[Entries with figure data]
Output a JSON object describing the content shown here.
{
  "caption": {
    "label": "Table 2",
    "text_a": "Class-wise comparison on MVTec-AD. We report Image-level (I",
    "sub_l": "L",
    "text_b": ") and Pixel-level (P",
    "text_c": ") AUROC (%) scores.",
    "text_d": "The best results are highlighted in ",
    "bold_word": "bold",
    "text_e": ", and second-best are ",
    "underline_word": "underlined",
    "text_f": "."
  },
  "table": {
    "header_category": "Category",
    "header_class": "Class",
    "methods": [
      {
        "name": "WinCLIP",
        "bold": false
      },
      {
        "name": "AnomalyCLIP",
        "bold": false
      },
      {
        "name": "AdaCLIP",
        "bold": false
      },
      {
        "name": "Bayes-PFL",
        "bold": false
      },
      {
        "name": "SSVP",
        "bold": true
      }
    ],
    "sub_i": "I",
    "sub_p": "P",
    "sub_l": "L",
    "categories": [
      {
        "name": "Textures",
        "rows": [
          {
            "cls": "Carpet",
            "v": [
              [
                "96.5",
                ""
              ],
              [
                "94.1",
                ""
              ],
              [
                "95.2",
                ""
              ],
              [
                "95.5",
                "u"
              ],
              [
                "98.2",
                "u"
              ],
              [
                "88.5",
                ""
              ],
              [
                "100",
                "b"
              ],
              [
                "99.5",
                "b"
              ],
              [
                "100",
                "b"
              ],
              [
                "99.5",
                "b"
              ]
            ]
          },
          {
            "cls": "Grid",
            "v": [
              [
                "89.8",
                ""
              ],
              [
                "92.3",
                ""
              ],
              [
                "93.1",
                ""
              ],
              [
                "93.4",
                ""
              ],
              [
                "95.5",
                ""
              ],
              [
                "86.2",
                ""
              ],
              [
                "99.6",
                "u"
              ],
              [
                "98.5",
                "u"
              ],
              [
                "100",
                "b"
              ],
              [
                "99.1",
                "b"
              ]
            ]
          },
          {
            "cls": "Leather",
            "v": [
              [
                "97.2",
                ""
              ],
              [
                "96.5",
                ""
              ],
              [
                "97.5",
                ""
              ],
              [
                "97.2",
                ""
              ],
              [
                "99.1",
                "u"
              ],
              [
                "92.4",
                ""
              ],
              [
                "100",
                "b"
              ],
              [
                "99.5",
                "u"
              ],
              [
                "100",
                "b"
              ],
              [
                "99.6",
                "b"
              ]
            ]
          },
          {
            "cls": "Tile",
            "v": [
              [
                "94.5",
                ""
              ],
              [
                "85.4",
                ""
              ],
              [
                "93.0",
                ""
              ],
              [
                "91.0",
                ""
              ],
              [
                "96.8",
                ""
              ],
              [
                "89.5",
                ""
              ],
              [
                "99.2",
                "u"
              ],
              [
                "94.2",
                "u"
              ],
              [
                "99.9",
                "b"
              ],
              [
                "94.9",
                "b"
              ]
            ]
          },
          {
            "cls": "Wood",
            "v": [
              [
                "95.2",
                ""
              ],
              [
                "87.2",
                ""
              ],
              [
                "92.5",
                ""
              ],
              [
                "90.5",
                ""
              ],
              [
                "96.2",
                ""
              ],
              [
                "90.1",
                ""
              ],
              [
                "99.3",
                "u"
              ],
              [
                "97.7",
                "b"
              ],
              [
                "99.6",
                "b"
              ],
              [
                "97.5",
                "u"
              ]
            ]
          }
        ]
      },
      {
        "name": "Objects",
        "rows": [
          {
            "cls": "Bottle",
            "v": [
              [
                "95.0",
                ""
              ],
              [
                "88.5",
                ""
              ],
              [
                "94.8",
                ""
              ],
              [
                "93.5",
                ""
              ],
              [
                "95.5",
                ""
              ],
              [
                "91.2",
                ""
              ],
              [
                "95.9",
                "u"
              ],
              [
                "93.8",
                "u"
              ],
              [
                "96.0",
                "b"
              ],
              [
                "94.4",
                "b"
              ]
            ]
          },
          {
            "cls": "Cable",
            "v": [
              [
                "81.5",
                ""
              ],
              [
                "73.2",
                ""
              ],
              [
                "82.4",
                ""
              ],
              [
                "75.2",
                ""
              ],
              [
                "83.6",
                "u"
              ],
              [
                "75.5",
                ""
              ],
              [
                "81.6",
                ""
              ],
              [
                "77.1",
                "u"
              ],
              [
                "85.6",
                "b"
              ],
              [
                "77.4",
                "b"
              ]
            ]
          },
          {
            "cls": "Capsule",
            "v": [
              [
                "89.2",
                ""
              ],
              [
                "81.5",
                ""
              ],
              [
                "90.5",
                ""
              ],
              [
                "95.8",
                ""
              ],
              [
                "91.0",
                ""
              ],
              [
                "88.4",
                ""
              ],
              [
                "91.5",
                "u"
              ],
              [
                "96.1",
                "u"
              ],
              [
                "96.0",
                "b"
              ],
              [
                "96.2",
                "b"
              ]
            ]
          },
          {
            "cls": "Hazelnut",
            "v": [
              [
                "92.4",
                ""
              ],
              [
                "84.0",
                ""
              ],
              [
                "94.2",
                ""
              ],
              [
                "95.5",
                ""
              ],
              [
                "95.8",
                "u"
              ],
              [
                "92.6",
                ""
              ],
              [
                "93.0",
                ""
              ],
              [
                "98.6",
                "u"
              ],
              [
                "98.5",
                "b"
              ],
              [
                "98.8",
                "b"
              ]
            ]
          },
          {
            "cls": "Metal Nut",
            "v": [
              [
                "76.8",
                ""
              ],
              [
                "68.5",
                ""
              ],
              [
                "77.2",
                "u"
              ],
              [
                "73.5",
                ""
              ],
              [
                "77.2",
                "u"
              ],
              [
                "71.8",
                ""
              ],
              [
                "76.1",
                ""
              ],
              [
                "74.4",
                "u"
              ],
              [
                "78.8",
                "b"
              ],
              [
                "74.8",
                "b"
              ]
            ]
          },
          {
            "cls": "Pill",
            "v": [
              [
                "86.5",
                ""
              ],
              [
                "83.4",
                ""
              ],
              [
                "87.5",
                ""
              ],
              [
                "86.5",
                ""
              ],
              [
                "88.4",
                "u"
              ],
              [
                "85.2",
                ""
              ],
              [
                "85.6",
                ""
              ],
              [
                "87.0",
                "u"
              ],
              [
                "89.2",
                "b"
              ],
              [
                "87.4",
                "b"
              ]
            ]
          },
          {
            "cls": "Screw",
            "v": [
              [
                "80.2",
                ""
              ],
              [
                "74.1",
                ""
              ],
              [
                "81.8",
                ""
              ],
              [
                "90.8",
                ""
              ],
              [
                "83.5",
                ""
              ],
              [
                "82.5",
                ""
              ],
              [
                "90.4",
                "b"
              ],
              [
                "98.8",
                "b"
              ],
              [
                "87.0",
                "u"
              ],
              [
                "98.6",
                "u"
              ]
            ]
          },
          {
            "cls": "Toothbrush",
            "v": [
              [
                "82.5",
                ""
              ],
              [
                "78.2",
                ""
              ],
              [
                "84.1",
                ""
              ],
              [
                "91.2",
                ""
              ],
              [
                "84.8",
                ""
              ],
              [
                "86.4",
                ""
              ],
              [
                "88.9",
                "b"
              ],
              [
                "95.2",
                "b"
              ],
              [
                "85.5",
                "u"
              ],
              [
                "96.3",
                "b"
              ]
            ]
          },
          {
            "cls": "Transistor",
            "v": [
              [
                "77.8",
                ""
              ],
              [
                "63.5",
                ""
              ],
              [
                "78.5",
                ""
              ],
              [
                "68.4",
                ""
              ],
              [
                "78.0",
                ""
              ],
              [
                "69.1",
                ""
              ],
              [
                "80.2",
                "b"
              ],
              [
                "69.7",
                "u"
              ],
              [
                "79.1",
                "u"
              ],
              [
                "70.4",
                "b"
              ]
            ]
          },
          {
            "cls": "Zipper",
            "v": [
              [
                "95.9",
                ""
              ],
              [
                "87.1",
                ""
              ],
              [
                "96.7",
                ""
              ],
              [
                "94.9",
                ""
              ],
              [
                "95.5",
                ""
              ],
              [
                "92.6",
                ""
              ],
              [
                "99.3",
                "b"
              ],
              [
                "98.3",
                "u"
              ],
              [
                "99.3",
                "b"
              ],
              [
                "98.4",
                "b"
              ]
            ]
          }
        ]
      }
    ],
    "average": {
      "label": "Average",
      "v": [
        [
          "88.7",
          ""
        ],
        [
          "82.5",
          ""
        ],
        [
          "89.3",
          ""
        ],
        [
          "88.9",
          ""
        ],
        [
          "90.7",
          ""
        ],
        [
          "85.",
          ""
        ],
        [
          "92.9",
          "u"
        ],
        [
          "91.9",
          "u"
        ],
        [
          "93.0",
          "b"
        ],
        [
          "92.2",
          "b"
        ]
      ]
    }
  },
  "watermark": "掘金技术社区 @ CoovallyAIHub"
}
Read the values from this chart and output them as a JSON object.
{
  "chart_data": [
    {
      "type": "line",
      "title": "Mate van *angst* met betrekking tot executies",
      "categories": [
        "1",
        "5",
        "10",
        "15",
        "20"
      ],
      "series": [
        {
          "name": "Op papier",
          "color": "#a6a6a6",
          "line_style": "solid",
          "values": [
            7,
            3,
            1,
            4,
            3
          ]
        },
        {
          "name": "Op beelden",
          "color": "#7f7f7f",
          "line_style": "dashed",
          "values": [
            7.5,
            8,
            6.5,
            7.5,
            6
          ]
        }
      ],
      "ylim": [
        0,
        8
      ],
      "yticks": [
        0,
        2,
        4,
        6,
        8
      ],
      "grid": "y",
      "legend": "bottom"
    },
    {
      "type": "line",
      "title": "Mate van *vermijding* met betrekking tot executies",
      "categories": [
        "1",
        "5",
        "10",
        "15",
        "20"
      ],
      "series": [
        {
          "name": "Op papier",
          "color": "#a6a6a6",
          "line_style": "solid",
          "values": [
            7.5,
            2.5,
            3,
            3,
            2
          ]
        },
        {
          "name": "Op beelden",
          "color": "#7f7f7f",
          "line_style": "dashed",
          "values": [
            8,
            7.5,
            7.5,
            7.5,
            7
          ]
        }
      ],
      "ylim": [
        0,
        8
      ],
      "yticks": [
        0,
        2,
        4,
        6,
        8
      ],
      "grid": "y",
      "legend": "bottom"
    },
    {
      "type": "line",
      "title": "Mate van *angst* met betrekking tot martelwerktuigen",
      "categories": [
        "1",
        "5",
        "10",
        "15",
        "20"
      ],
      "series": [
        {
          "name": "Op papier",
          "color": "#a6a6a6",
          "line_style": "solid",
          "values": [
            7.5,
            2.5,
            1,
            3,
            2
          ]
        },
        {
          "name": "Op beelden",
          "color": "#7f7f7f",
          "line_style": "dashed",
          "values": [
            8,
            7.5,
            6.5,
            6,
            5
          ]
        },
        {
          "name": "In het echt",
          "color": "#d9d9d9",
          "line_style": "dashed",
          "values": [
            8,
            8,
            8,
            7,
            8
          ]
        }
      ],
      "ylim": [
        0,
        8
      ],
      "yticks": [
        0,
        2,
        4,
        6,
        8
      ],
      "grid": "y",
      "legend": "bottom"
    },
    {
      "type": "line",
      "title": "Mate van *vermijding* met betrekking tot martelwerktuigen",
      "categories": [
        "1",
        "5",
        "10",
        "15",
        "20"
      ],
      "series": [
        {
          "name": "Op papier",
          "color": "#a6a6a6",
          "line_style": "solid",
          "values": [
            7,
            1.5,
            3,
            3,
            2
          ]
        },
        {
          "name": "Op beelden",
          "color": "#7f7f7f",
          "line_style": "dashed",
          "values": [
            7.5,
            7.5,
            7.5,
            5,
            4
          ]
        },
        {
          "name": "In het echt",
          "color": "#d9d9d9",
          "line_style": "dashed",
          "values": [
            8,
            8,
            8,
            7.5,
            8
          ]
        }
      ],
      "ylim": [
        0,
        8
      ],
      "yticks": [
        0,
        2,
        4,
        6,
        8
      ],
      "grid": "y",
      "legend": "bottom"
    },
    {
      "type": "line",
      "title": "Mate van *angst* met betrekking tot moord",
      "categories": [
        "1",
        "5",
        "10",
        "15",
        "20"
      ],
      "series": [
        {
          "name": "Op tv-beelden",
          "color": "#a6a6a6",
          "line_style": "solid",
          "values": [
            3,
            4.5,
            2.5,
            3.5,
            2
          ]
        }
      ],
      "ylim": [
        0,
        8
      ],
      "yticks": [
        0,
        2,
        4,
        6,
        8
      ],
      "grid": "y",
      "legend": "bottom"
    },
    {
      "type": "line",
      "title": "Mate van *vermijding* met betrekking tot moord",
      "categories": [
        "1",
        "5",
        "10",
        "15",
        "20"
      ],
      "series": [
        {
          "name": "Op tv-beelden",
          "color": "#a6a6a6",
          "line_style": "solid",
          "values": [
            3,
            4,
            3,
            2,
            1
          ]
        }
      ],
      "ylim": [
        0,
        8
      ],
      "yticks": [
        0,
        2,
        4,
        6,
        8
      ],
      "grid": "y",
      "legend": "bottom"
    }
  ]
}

■ **To be done**:
Extract every line above containing the word "executies".

■ **Output of the exercise**:
      "title": "Mate van *angst* met betrekking tot executies",
      "title": "Mate van *vermijding* met betrekking tot executies",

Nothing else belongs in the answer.